REQUIRED TASK: Output every line of the material exactly, omitting images.

(Dataset records on visual material)
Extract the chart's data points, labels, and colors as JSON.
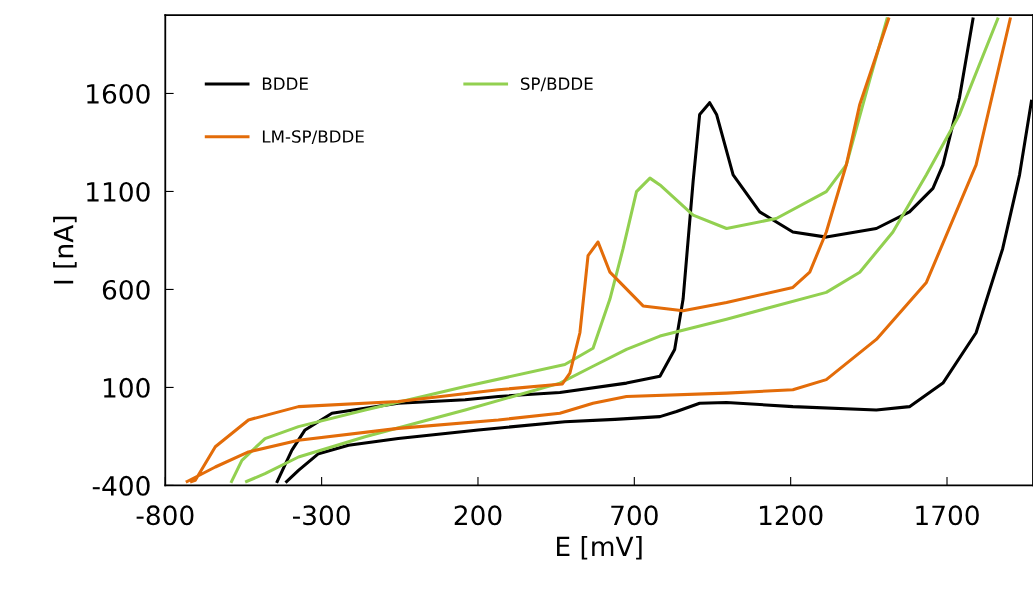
{
  "chart_data": {
    "type": "line",
    "xlabel": "E [mV]",
    "ylabel": "I [nA]",
    "xlim": [
      -800,
      1975
    ],
    "ylim": [
      -400,
      2000
    ],
    "xticks": [
      -800,
      -300,
      200,
      700,
      1200,
      1700
    ],
    "yticks": [
      -400,
      100,
      600,
      1100,
      1600
    ],
    "grid": false,
    "legend": "top left",
    "marker": "none",
    "line_style": "solid",
    "series": [
      {
        "name": "BDDE",
        "color": "#000000",
        "x": [
          -412,
          -374,
          -310,
          -214,
          -55,
          201,
          478,
          638,
          782,
          835,
          909,
          995,
          1207,
          1474,
          1580,
          1687,
          1793,
          1878,
          1932,
          1970,
          null,
          1783,
          1740,
          1687,
          1655,
          1580,
          1474,
          1314,
          1207,
          1101,
          1016,
          963,
          941,
          909,
          888,
          856,
          829,
          782,
          675,
          462,
          265,
          159,
          -55,
          -267,
          -353,
          -395,
          -442
        ],
        "values": [
          -380,
          -323,
          -238,
          -195,
          -161,
          -117,
          -75,
          -63,
          -49,
          -23,
          19,
          23,
          2,
          -15,
          2,
          122,
          379,
          808,
          1185,
          1560,
          null,
          1980,
          1579,
          1236,
          1116,
          996,
          911,
          867,
          893,
          996,
          1185,
          1493,
          1553,
          1493,
          1150,
          551,
          294,
          157,
          122,
          74,
          54,
          37,
          19,
          -32,
          -117,
          -220,
          -380
        ]
      },
      {
        "name": "SP/BDDE",
        "color": "#92d050",
        "x": [
          -540,
          -481,
          -374,
          -161,
          159,
          462,
          568,
          675,
          782,
          995,
          1314,
          1421,
          1527,
          1634,
          1740,
          1862,
          null,
          1508,
          1452,
          1378,
          1314,
          1154,
          995,
          888,
          782,
          750,
          707,
          664,
          622,
          568,
          478,
          159,
          -161,
          -374,
          -481,
          -555,
          -588
        ],
        "values": [
          -380,
          -340,
          -255,
          -152,
          -15,
          122,
          208,
          294,
          362,
          448,
          585,
          688,
          893,
          1185,
          1493,
          1980,
          null,
          1980,
          1664,
          1236,
          1099,
          962,
          911,
          979,
          1133,
          1168,
          1099,
          808,
          551,
          300,
          217,
          105,
          -15,
          -100,
          -161,
          -272,
          -380
        ]
      },
      {
        "name": "LM-SP/BDDE",
        "color": "#e36c09",
        "x": [
          -730,
          -640,
          -534,
          -374,
          -55,
          265,
          462,
          568,
          675,
          995,
          1207,
          1314,
          1474,
          1634,
          1793,
          1902,
          null,
          1513,
          1421,
          1378,
          1314,
          1261,
          1207,
          995,
          856,
          728,
          622,
          584,
          552,
          526,
          494,
          470,
          265,
          -55,
          -374,
          -534,
          -640,
          -704,
          -716
        ],
        "values": [
          -380,
          -306,
          -229,
          -169,
          -109,
          -66,
          -32,
          19,
          54,
          71,
          88,
          140,
          345,
          636,
          1236,
          1980,
          null,
          1980,
          1544,
          1236,
          893,
          688,
          610,
          533,
          491,
          516,
          688,
          842,
          773,
          379,
          173,
          118,
          88,
          28,
          2,
          -66,
          -203,
          -374,
          -380
        ]
      }
    ]
  }
}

RIGHT ANSWER:
Extract the chart's data points, labels, and colors as JSON.
{
  "chart_data": {
    "type": "line",
    "xlabel": "E [mV]",
    "ylabel": "I [nA]",
    "xlim": [
      -800,
      1975
    ],
    "ylim": [
      -400,
      2000
    ],
    "xticks": [
      -800,
      -300,
      200,
      700,
      1200,
      1700
    ],
    "yticks": [
      -400,
      100,
      600,
      1100,
      1600
    ],
    "grid": false,
    "legend": "top left",
    "marker": "none",
    "line_style": "solid",
    "series": [
      {
        "name": "BDDE",
        "color": "#000000",
        "x": [
          -412,
          -374,
          -310,
          -214,
          -55,
          201,
          478,
          638,
          782,
          835,
          909,
          995,
          1207,
          1474,
          1580,
          1687,
          1793,
          1878,
          1932,
          1970,
          null,
          1783,
          1740,
          1687,
          1655,
          1580,
          1474,
          1314,
          1207,
          1101,
          1016,
          963,
          941,
          909,
          888,
          856,
          829,
          782,
          675,
          462,
          265,
          159,
          -55,
          -267,
          -353,
          -395,
          -442
        ],
        "values": [
          -380,
          -323,
          -238,
          -195,
          -161,
          -117,
          -75,
          -63,
          -49,
          -23,
          19,
          23,
          2,
          -15,
          2,
          122,
          379,
          808,
          1185,
          1560,
          null,
          1980,
          1579,
          1236,
          1116,
          996,
          911,
          867,
          893,
          996,
          1185,
          1493,
          1553,
          1493,
          1150,
          551,
          294,
          157,
          122,
          74,
          54,
          37,
          19,
          -32,
          -117,
          -220,
          -380
        ]
      },
      {
        "name": "SP/BDDE",
        "color": "#92d050",
        "x": [
          -540,
          -481,
          -374,
          -161,
          159,
          462,
          568,
          675,
          782,
          995,
          1314,
          1421,
          1527,
          1634,
          1740,
          1862,
          null,
          1508,
          1452,
          1378,
          1314,
          1154,
          995,
          888,
          782,
          750,
          707,
          664,
          622,
          568,
          478,
          159,
          -161,
          -374,
          -481,
          -555,
          -588
        ],
        "values": [
          -380,
          -340,
          -255,
          -152,
          -15,
          122,
          208,
          294,
          362,
          448,
          585,
          688,
          893,
          1185,
          1493,
          1980,
          null,
          1980,
          1664,
          1236,
          1099,
          962,
          911,
          979,
          1133,
          1168,
          1099,
          808,
          551,
          300,
          217,
          105,
          -15,
          -100,
          -161,
          -272,
          -380
        ]
      },
      {
        "name": "LM-SP/BDDE",
        "color": "#e36c09",
        "x": [
          -730,
          -640,
          -534,
          -374,
          -55,
          265,
          462,
          568,
          675,
          995,
          1207,
          1314,
          1474,
          1634,
          1793,
          1902,
          null,
          1513,
          1421,
          1378,
          1314,
          1261,
          1207,
          995,
          856,
          728,
          622,
          584,
          552,
          526,
          494,
          470,
          265,
          -55,
          -374,
          -534,
          -640,
          -704,
          -716
        ],
        "values": [
          -380,
          -306,
          -229,
          -169,
          -109,
          -66,
          -32,
          19,
          54,
          71,
          88,
          140,
          345,
          636,
          1236,
          1980,
          null,
          1980,
          1544,
          1236,
          893,
          688,
          610,
          533,
          491,
          516,
          688,
          842,
          773,
          379,
          173,
          118,
          88,
          28,
          2,
          -66,
          -203,
          -374,
          -380
        ]
      }
    ]
  }
}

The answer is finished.